_Aim of the task_: What is the number of lines in the data that hold the string "grid"? Reply with that number only.

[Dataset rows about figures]
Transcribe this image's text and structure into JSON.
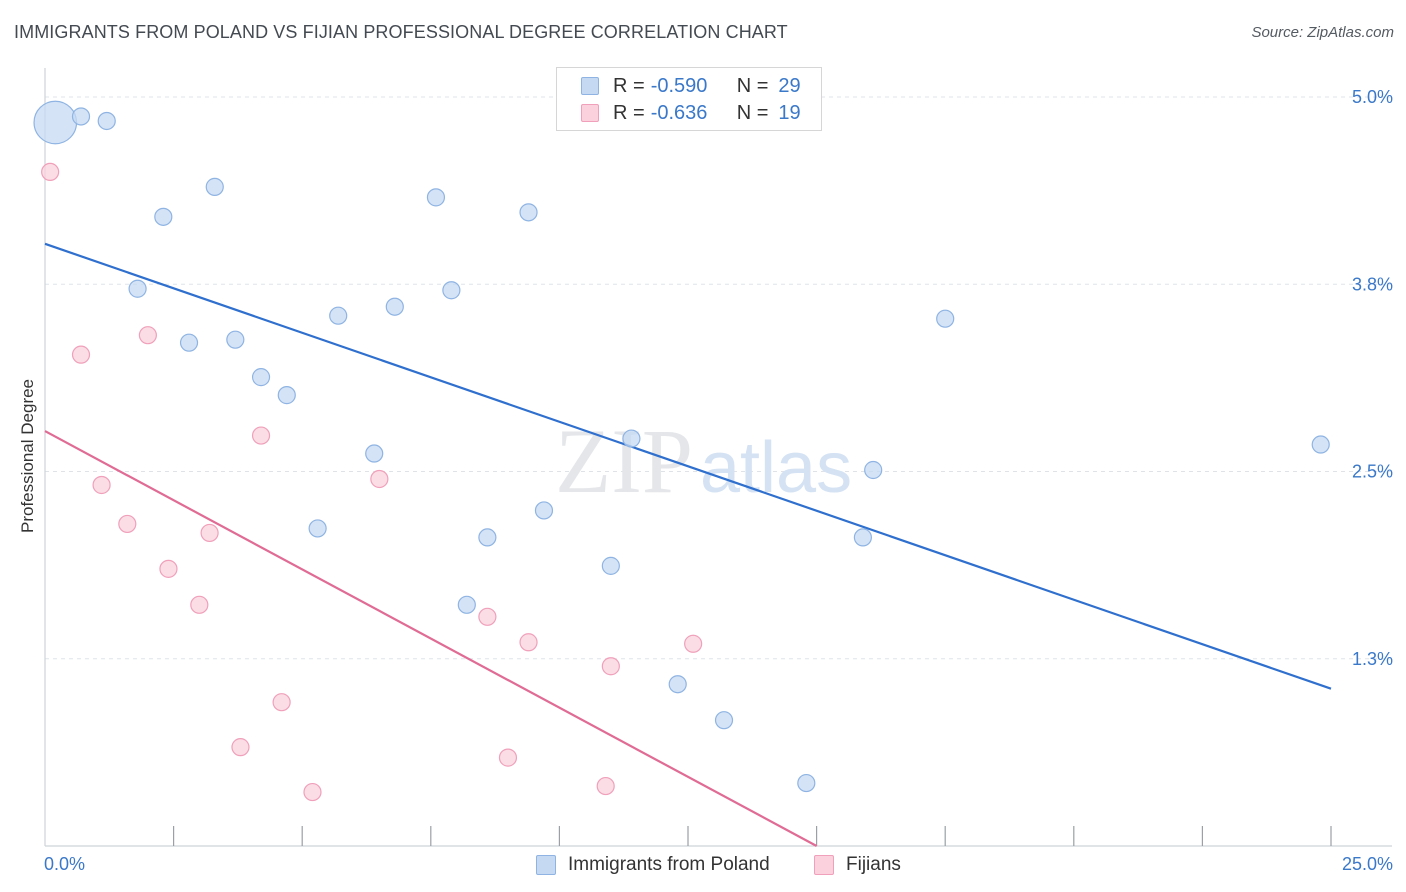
{
  "title": "IMMIGRANTS FROM POLAND VS FIJIAN PROFESSIONAL DEGREE CORRELATION CHART",
  "source": "Source: ZipAtlas.com",
  "watermark": {
    "zip": "ZIP",
    "atlas": "atlas"
  },
  "legend": {
    "rows": [
      {
        "r_label": "R =",
        "r_value": "-0.590",
        "n_label": "N =",
        "n_value": "29"
      },
      {
        "r_label": "R =",
        "r_value": "-0.636",
        "n_label": "N =",
        "n_value": "19"
      }
    ]
  },
  "bottom_legend": [
    "Immigrants from Poland",
    "Fijians"
  ],
  "colors": {
    "poland_fill": "#c5d9f3",
    "poland_stroke": "#8fb4e3",
    "poland_line": "#2f6fce",
    "fijian_fill": "#fad1dd",
    "fijian_stroke": "#f0a0ba",
    "fijian_line": "#e06b94",
    "tick_label": "#3a78c9",
    "grid": "#dfe3e8"
  },
  "chart_data": {
    "type": "scatter",
    "title": "IMMIGRANTS FROM POLAND VS FIJIAN PROFESSIONAL DEGREE CORRELATION CHART",
    "xlabel": "",
    "ylabel": "Professional Degree",
    "xlim": [
      0,
      25
    ],
    "ylim": [
      0,
      5.0
    ],
    "x_tick_labels": [
      "0.0%",
      "25.0%"
    ],
    "y_ticks": [
      1.25,
      2.5,
      3.75,
      5.0
    ],
    "y_tick_labels": [
      "1.3%",
      "2.5%",
      "3.8%",
      "5.0%"
    ],
    "grid": "horizontal-dashed",
    "legend_position": "top-center",
    "series": [
      {
        "name": "Immigrants from Poland",
        "points": [
          [
            0.2,
            4.83,
            2.5
          ],
          [
            0.7,
            4.87,
            1
          ],
          [
            1.2,
            4.84,
            1
          ],
          [
            3.3,
            4.4,
            1
          ],
          [
            2.3,
            4.2,
            1
          ],
          [
            1.8,
            3.72,
            1
          ],
          [
            2.8,
            3.36,
            1
          ],
          [
            3.7,
            3.38,
            1
          ],
          [
            4.2,
            3.13,
            1
          ],
          [
            4.7,
            3.01,
            1
          ],
          [
            5.7,
            3.54,
            1
          ],
          [
            6.8,
            3.6,
            1
          ],
          [
            7.6,
            4.33,
            1
          ],
          [
            7.9,
            3.71,
            1
          ],
          [
            9.4,
            4.23,
            1
          ],
          [
            6.4,
            2.62,
            1
          ],
          [
            5.3,
            2.12,
            1
          ],
          [
            8.6,
            2.06,
            1
          ],
          [
            9.7,
            2.24,
            1
          ],
          [
            11.4,
            2.72,
            1
          ],
          [
            11.0,
            1.87,
            1
          ],
          [
            8.2,
            1.61,
            1
          ],
          [
            12.3,
            1.08,
            1
          ],
          [
            13.2,
            0.84,
            1
          ],
          [
            14.8,
            0.42,
            1
          ],
          [
            16.1,
            2.51,
            1
          ],
          [
            15.9,
            2.06,
            1
          ],
          [
            17.5,
            3.52,
            1
          ],
          [
            24.8,
            2.68,
            1
          ]
        ],
        "trend": {
          "x": [
            0,
            25
          ],
          "y": [
            4.02,
            1.05
          ]
        }
      },
      {
        "name": "Fijians",
        "points": [
          [
            0.1,
            4.5,
            1
          ],
          [
            0.7,
            3.28,
            1
          ],
          [
            2.0,
            3.41,
            1
          ],
          [
            1.1,
            2.41,
            1
          ],
          [
            1.6,
            2.15,
            1
          ],
          [
            2.4,
            1.85,
            1
          ],
          [
            3.0,
            1.61,
            1
          ],
          [
            3.2,
            2.09,
            1
          ],
          [
            4.2,
            2.74,
            1
          ],
          [
            6.5,
            2.45,
            1
          ],
          [
            4.6,
            0.96,
            1
          ],
          [
            3.8,
            0.66,
            1
          ],
          [
            5.2,
            0.36,
            1
          ],
          [
            8.6,
            1.53,
            1
          ],
          [
            9.4,
            1.36,
            1
          ],
          [
            9.0,
            0.59,
            1
          ],
          [
            10.9,
            0.4,
            1
          ],
          [
            11.0,
            1.2,
            1
          ],
          [
            12.6,
            1.35,
            1
          ]
        ],
        "trend": {
          "x": [
            0,
            15
          ],
          "y": [
            2.77,
            0.0
          ]
        }
      }
    ]
  }
}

_In response_: 2